*Direction*
Below are some records; give them all again exactly, but not the pictures.

○ ○ ○ ○ ○ ○ ○

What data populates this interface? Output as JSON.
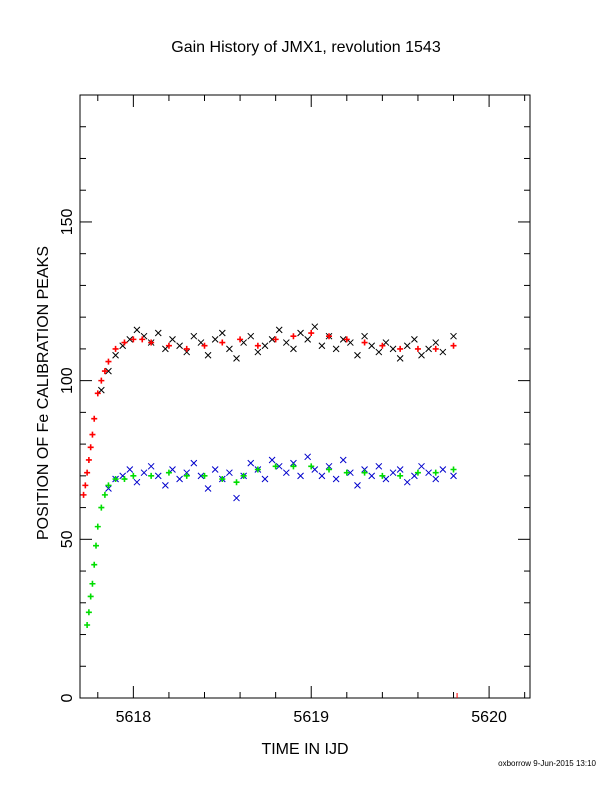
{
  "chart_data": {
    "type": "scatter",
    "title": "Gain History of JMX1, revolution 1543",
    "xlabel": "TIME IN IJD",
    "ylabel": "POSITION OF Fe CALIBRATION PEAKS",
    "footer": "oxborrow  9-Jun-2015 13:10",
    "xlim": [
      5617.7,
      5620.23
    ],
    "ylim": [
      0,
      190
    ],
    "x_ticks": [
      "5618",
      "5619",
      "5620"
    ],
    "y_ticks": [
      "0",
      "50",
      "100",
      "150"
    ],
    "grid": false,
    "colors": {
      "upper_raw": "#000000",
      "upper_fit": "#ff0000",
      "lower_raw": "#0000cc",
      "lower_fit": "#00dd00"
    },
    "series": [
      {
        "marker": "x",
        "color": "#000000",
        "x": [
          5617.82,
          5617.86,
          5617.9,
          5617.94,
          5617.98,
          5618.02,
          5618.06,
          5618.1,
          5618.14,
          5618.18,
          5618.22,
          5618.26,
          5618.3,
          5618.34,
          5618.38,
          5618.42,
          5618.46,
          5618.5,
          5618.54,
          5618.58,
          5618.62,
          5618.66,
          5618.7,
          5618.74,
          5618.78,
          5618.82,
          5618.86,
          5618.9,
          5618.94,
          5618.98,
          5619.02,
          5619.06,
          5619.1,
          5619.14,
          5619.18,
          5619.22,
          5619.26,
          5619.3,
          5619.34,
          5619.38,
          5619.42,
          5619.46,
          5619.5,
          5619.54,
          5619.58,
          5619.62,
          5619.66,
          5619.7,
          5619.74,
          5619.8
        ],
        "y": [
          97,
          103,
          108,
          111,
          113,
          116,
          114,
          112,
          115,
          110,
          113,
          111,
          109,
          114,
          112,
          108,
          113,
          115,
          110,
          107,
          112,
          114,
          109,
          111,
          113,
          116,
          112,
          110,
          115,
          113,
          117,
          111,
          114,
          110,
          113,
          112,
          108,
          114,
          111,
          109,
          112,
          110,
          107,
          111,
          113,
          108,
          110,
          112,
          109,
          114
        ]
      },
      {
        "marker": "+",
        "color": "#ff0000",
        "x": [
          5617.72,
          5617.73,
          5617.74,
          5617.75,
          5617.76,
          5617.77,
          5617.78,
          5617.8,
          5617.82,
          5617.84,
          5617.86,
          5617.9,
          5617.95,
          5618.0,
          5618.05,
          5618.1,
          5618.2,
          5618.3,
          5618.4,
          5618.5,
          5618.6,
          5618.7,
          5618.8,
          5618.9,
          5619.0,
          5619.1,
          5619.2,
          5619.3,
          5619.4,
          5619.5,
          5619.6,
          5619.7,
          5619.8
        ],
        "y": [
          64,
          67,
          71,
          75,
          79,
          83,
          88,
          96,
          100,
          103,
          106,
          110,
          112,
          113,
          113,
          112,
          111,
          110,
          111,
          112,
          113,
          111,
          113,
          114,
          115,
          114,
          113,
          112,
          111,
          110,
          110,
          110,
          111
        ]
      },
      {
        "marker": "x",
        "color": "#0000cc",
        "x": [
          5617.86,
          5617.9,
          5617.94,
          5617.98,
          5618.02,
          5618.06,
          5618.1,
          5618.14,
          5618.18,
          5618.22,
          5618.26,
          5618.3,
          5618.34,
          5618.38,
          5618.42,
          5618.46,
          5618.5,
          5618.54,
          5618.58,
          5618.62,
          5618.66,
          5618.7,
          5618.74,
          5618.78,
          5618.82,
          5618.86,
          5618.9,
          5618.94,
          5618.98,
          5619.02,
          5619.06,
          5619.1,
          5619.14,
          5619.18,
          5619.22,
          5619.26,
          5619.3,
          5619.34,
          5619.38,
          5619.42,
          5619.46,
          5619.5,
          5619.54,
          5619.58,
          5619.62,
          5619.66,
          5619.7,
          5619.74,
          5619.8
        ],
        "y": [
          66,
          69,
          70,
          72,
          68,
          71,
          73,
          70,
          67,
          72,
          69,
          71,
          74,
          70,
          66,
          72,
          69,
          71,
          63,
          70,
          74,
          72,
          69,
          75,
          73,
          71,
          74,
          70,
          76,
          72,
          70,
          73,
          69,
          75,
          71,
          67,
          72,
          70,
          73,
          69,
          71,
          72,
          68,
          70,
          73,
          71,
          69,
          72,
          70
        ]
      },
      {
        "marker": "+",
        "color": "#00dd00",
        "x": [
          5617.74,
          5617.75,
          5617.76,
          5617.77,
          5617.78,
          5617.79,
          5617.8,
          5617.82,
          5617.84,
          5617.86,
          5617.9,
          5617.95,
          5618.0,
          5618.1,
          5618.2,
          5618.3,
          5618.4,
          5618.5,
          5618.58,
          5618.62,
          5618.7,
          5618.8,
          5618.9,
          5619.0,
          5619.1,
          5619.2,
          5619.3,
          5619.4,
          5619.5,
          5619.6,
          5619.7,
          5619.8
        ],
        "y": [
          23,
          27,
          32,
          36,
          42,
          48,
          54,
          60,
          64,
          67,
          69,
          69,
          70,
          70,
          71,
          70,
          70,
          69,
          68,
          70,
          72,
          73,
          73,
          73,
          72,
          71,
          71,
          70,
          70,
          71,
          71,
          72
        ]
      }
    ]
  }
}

○ ○ ○ ○ ○ ○ ○

*Written solution*
What data populates this interface? Output as JSON.
{
  "chart_data": {
    "type": "scatter",
    "title": "Gain History of JMX1, revolution 1543",
    "xlabel": "TIME IN IJD",
    "ylabel": "POSITION OF Fe CALIBRATION PEAKS",
    "footer": "oxborrow  9-Jun-2015 13:10",
    "xlim": [
      5617.7,
      5620.23
    ],
    "ylim": [
      0,
      190
    ],
    "x_ticks": [
      "5618",
      "5619",
      "5620"
    ],
    "y_ticks": [
      "0",
      "50",
      "100",
      "150"
    ],
    "grid": false,
    "colors": {
      "upper_raw": "#000000",
      "upper_fit": "#ff0000",
      "lower_raw": "#0000cc",
      "lower_fit": "#00dd00"
    },
    "series": [
      {
        "marker": "x",
        "color": "#000000",
        "x": [
          5617.82,
          5617.86,
          5617.9,
          5617.94,
          5617.98,
          5618.02,
          5618.06,
          5618.1,
          5618.14,
          5618.18,
          5618.22,
          5618.26,
          5618.3,
          5618.34,
          5618.38,
          5618.42,
          5618.46,
          5618.5,
          5618.54,
          5618.58,
          5618.62,
          5618.66,
          5618.7,
          5618.74,
          5618.78,
          5618.82,
          5618.86,
          5618.9,
          5618.94,
          5618.98,
          5619.02,
          5619.06,
          5619.1,
          5619.14,
          5619.18,
          5619.22,
          5619.26,
          5619.3,
          5619.34,
          5619.38,
          5619.42,
          5619.46,
          5619.5,
          5619.54,
          5619.58,
          5619.62,
          5619.66,
          5619.7,
          5619.74,
          5619.8
        ],
        "y": [
          97,
          103,
          108,
          111,
          113,
          116,
          114,
          112,
          115,
          110,
          113,
          111,
          109,
          114,
          112,
          108,
          113,
          115,
          110,
          107,
          112,
          114,
          109,
          111,
          113,
          116,
          112,
          110,
          115,
          113,
          117,
          111,
          114,
          110,
          113,
          112,
          108,
          114,
          111,
          109,
          112,
          110,
          107,
          111,
          113,
          108,
          110,
          112,
          109,
          114
        ]
      },
      {
        "marker": "+",
        "color": "#ff0000",
        "x": [
          5617.72,
          5617.73,
          5617.74,
          5617.75,
          5617.76,
          5617.77,
          5617.78,
          5617.8,
          5617.82,
          5617.84,
          5617.86,
          5617.9,
          5617.95,
          5618.0,
          5618.05,
          5618.1,
          5618.2,
          5618.3,
          5618.4,
          5618.5,
          5618.6,
          5618.7,
          5618.8,
          5618.9,
          5619.0,
          5619.1,
          5619.2,
          5619.3,
          5619.4,
          5619.5,
          5619.6,
          5619.7,
          5619.8
        ],
        "y": [
          64,
          67,
          71,
          75,
          79,
          83,
          88,
          96,
          100,
          103,
          106,
          110,
          112,
          113,
          113,
          112,
          111,
          110,
          111,
          112,
          113,
          111,
          113,
          114,
          115,
          114,
          113,
          112,
          111,
          110,
          110,
          110,
          111
        ]
      },
      {
        "marker": "x",
        "color": "#0000cc",
        "x": [
          5617.86,
          5617.9,
          5617.94,
          5617.98,
          5618.02,
          5618.06,
          5618.1,
          5618.14,
          5618.18,
          5618.22,
          5618.26,
          5618.3,
          5618.34,
          5618.38,
          5618.42,
          5618.46,
          5618.5,
          5618.54,
          5618.58,
          5618.62,
          5618.66,
          5618.7,
          5618.74,
          5618.78,
          5618.82,
          5618.86,
          5618.9,
          5618.94,
          5618.98,
          5619.02,
          5619.06,
          5619.1,
          5619.14,
          5619.18,
          5619.22,
          5619.26,
          5619.3,
          5619.34,
          5619.38,
          5619.42,
          5619.46,
          5619.5,
          5619.54,
          5619.58,
          5619.62,
          5619.66,
          5619.7,
          5619.74,
          5619.8
        ],
        "y": [
          66,
          69,
          70,
          72,
          68,
          71,
          73,
          70,
          67,
          72,
          69,
          71,
          74,
          70,
          66,
          72,
          69,
          71,
          63,
          70,
          74,
          72,
          69,
          75,
          73,
          71,
          74,
          70,
          76,
          72,
          70,
          73,
          69,
          75,
          71,
          67,
          72,
          70,
          73,
          69,
          71,
          72,
          68,
          70,
          73,
          71,
          69,
          72,
          70
        ]
      },
      {
        "marker": "+",
        "color": "#00dd00",
        "x": [
          5617.74,
          5617.75,
          5617.76,
          5617.77,
          5617.78,
          5617.79,
          5617.8,
          5617.82,
          5617.84,
          5617.86,
          5617.9,
          5617.95,
          5618.0,
          5618.1,
          5618.2,
          5618.3,
          5618.4,
          5618.5,
          5618.58,
          5618.62,
          5618.7,
          5618.8,
          5618.9,
          5619.0,
          5619.1,
          5619.2,
          5619.3,
          5619.4,
          5619.5,
          5619.6,
          5619.7,
          5619.8
        ],
        "y": [
          23,
          27,
          32,
          36,
          42,
          48,
          54,
          60,
          64,
          67,
          69,
          69,
          70,
          70,
          71,
          70,
          70,
          69,
          68,
          70,
          72,
          73,
          73,
          73,
          72,
          71,
          71,
          70,
          70,
          71,
          71,
          72
        ]
      }
    ]
  }
}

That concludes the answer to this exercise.